Return every entry exactly.
########################################
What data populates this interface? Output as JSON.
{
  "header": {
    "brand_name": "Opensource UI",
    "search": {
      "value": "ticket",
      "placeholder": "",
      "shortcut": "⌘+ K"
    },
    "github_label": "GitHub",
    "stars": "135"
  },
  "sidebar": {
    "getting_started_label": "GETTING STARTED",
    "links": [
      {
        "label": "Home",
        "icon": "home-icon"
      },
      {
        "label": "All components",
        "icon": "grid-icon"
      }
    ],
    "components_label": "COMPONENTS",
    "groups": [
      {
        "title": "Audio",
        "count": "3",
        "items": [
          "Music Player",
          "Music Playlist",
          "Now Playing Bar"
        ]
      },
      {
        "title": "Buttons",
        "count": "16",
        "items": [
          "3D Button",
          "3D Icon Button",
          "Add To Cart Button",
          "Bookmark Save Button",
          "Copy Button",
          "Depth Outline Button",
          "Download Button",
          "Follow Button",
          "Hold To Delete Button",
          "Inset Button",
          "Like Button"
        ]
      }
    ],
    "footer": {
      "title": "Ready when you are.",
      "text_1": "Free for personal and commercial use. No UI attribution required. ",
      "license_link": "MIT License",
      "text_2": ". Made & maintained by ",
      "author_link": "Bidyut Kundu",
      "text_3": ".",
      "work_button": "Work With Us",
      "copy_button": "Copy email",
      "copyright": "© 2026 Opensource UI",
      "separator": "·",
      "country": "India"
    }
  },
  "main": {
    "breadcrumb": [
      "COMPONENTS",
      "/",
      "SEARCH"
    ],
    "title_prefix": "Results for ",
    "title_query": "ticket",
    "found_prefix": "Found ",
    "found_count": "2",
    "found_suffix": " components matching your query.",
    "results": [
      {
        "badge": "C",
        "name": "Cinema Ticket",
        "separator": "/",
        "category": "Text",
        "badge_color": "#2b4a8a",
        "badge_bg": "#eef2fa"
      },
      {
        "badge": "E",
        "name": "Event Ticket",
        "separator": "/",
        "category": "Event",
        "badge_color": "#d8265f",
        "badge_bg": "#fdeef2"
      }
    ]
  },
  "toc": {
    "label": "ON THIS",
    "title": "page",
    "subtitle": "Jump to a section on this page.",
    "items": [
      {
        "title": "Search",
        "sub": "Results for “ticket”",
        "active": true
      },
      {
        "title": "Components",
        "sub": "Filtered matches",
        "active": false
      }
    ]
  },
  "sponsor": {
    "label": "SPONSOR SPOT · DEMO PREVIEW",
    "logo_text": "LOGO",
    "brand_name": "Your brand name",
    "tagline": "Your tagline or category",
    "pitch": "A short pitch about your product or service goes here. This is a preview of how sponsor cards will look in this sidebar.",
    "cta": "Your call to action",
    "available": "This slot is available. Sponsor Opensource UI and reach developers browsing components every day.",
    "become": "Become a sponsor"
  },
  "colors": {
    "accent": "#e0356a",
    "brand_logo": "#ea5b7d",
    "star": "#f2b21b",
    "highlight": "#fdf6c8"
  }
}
########################################
» Solved problem
What data populates this interface? Output as JSON.
{
  "header": {
    "brand_name": "Opensource UI",
    "search": {
      "value": "ticket",
      "placeholder": "",
      "shortcut": "⌘+ K"
    },
    "github_label": "GitHub",
    "stars": "135"
  },
  "sidebar": {
    "getting_started_label": "GETTING STARTED",
    "links": [
      {
        "label": "Home",
        "icon": "home-icon"
      },
      {
        "label": "All components",
        "icon": "grid-icon"
      }
    ],
    "components_label": "COMPONENTS",
    "groups": [
      {
        "title": "Audio",
        "count": "3",
        "items": [
          "Music Player",
          "Music Playlist",
          "Now Playing Bar"
        ]
      },
      {
        "title": "Buttons",
        "count": "16",
        "items": [
          "3D Button",
          "3D Icon Button",
          "Add To Cart Button",
          "Bookmark Save Button",
          "Copy Button",
          "Depth Outline Button",
          "Download Button",
          "Follow Button",
          "Hold To Delete Button",
          "Inset Button",
          "Like Button"
        ]
      }
    ],
    "footer": {
      "title": "Ready when you are.",
      "text_1": "Free for personal and commercial use. No UI attribution required. ",
      "license_link": "MIT License",
      "text_2": ". Made & maintained by ",
      "author_link": "Bidyut Kundu",
      "text_3": ".",
      "work_button": "Work With Us",
      "copy_button": "Copy email",
      "copyright": "© 2026 Opensource UI",
      "separator": "·",
      "country": "India"
    }
  },
  "main": {
    "breadcrumb": [
      "COMPONENTS",
      "/",
      "SEARCH"
    ],
    "title_prefix": "Results for ",
    "title_query": "ticket",
    "found_prefix": "Found ",
    "found_count": "2",
    "found_suffix": " components matching your query.",
    "results": [
      {
        "badge": "C",
        "name": "Cinema Ticket",
        "separator": "/",
        "category": "Text",
        "badge_color": "#2b4a8a",
        "badge_bg": "#eef2fa"
      },
      {
        "badge": "E",
        "name": "Event Ticket",
        "separator": "/",
        "category": "Event",
        "badge_color": "#d8265f",
        "badge_bg": "#fdeef2"
      }
    ]
  },
  "toc": {
    "label": "ON THIS",
    "title": "page",
    "subtitle": "Jump to a section on this page.",
    "items": [
      {
        "title": "Search",
        "sub": "Results for “ticket”",
        "active": true
      },
      {
        "title": "Components",
        "sub": "Filtered matches",
        "active": false
      }
    ]
  },
  "sponsor": {
    "label": "SPONSOR SPOT · DEMO PREVIEW",
    "logo_text": "LOGO",
    "brand_name": "Your brand name",
    "tagline": "Your tagline or category",
    "pitch": "A short pitch about your product or service goes here. This is a preview of how sponsor cards will look in this sidebar.",
    "cta": "Your call to action",
    "available": "This slot is available. Sponsor Opensource UI and reach developers browsing components every day.",
    "become": "Become a sponsor"
  },
  "colors": {
    "accent": "#e0356a",
    "brand_logo": "#ea5b7d",
    "star": "#f2b21b",
    "highlight": "#fdf6c8"
  }
}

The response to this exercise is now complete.